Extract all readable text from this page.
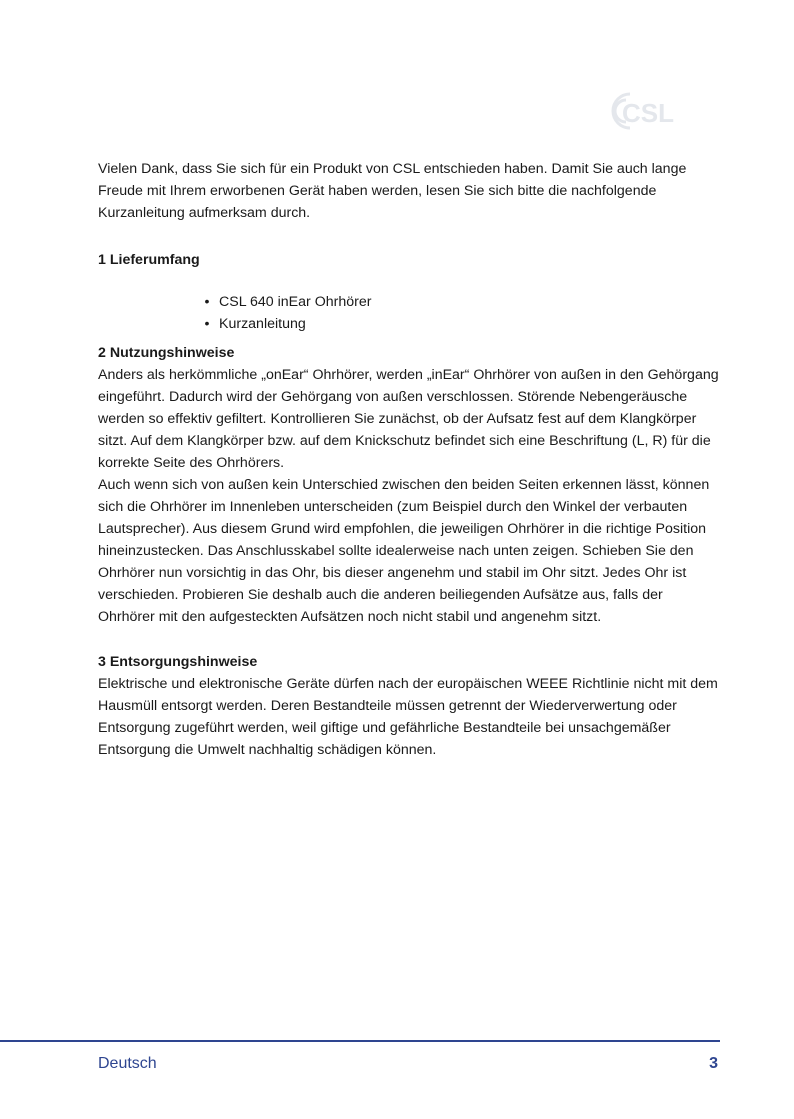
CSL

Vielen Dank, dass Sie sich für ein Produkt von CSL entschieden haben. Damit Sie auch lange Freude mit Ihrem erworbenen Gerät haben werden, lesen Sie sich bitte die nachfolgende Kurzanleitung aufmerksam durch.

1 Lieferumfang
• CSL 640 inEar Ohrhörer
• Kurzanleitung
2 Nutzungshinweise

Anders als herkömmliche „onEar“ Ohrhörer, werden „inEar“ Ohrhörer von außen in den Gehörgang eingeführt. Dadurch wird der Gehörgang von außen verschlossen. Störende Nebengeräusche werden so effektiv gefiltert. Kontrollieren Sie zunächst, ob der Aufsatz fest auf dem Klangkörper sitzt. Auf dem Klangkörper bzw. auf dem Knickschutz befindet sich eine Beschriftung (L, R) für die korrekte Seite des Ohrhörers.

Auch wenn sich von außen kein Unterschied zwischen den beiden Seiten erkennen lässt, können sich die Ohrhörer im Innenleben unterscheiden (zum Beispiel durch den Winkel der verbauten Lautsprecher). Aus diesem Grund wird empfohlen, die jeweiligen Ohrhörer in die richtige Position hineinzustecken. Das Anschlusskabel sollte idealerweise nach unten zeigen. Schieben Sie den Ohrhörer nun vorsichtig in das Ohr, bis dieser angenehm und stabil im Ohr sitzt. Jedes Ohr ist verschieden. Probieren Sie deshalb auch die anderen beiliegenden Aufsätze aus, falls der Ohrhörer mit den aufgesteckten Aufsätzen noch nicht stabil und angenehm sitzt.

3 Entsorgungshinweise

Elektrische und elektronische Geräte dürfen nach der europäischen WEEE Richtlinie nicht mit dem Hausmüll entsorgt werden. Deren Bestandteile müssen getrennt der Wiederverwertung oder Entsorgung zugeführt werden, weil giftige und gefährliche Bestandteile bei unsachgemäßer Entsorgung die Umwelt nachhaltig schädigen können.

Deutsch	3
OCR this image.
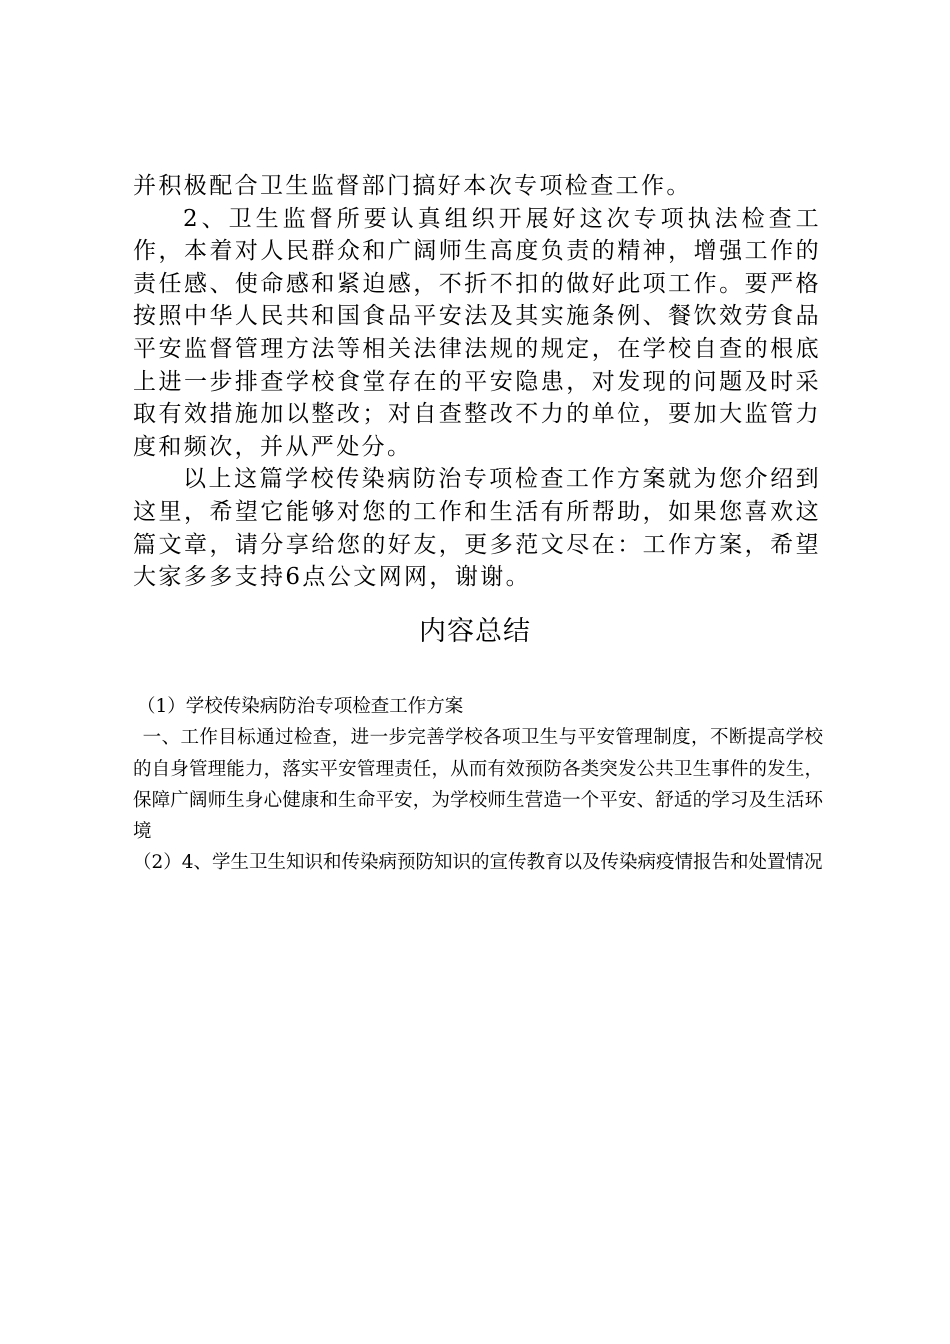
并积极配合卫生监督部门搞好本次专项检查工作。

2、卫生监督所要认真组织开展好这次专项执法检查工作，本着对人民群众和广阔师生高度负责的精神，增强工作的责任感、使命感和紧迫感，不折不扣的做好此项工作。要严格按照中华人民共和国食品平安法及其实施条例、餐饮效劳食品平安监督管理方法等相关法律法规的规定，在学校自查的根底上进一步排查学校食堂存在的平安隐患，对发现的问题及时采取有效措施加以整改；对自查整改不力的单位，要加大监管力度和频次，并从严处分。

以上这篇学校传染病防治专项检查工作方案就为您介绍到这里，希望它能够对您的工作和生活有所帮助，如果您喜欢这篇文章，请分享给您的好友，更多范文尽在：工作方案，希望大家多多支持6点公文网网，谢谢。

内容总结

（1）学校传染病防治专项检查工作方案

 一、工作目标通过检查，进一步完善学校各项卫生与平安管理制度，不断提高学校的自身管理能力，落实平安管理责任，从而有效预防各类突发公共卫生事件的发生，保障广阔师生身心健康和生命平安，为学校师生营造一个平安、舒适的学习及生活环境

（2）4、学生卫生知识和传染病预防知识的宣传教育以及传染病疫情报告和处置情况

| Challenge |
Go through the listing above and quote it exactly, apart from its images.

| The response |
Extract all readable text from this page.
CSL

Vielen Dank, dass Sie sich für ein Produkt von CSL entschieden haben. Damit Sie auch lange Freude mit Ihrem erworbenen Gerät haben werden, lesen Sie sich bitte die nachfolgende Kurzanleitung aufmerksam durch.

1 Lieferumfang
• CSL 640 inEar Ohrhörer
• Kurzanleitung
2 Nutzungshinweise

Anders als herkömmliche „onEar“ Ohrhörer, werden „inEar“ Ohrhörer von außen in den Gehörgang eingeführt. Dadurch wird der Gehörgang von außen verschlossen. Störende Nebengeräusche werden so effektiv gefiltert. Kontrollieren Sie zunächst, ob der Aufsatz fest auf dem Klangkörper sitzt. Auf dem Klangkörper bzw. auf dem Knickschutz befindet sich eine Beschriftung (L, R) für die korrekte Seite des Ohrhörers.

Auch wenn sich von außen kein Unterschied zwischen den beiden Seiten erkennen lässt, können sich die Ohrhörer im Innenleben unterscheiden (zum Beispiel durch den Winkel der verbauten Lautsprecher). Aus diesem Grund wird empfohlen, die jeweiligen Ohrhörer in die richtige Position hineinzustecken. Das Anschlusskabel sollte idealerweise nach unten zeigen. Schieben Sie den Ohrhörer nun vorsichtig in das Ohr, bis dieser angenehm und stabil im Ohr sitzt. Jedes Ohr ist verschieden. Probieren Sie deshalb auch die anderen beiliegenden Aufsätze aus, falls der Ohrhörer mit den aufgesteckten Aufsätzen noch nicht stabil und angenehm sitzt.

3 Entsorgungshinweise

Elektrische und elektronische Geräte dürfen nach der europäischen WEEE Richtlinie nicht mit dem Hausmüll entsorgt werden. Deren Bestandteile müssen getrennt der Wiederverwertung oder Entsorgung zugeführt werden, weil giftige und gefährliche Bestandteile bei unsachgemäßer Entsorgung die Umwelt nachhaltig schädigen können.

Deutsch	3
OCR this image.
并积极配合卫生监督部门搞好本次专项检查工作。

2、卫生监督所要认真组织开展好这次专项执法检查工作，本着对人民群众和广阔师生高度负责的精神，增强工作的责任感、使命感和紧迫感，不折不扣的做好此项工作。要严格按照中华人民共和国食品平安法及其实施条例、餐饮效劳食品平安监督管理方法等相关法律法规的规定，在学校自查的根底上进一步排查学校食堂存在的平安隐患，对发现的问题及时采取有效措施加以整改；对自查整改不力的单位，要加大监管力度和频次，并从严处分。

以上这篇学校传染病防治专项检查工作方案就为您介绍到这里，希望它能够对您的工作和生活有所帮助，如果您喜欢这篇文章，请分享给您的好友，更多范文尽在：工作方案，希望大家多多支持6点公文网网，谢谢。

内容总结

（1）学校传染病防治专项检查工作方案

 一、工作目标通过检查，进一步完善学校各项卫生与平安管理制度，不断提高学校的自身管理能力，落实平安管理责任，从而有效预防各类突发公共卫生事件的发生，保障广阔师生身心健康和生命平安，为学校师生营造一个平安、舒适的学习及生活环境

（2）4、学生卫生知识和传染病预防知识的宣传教育以及传染病疫情报告和处置情况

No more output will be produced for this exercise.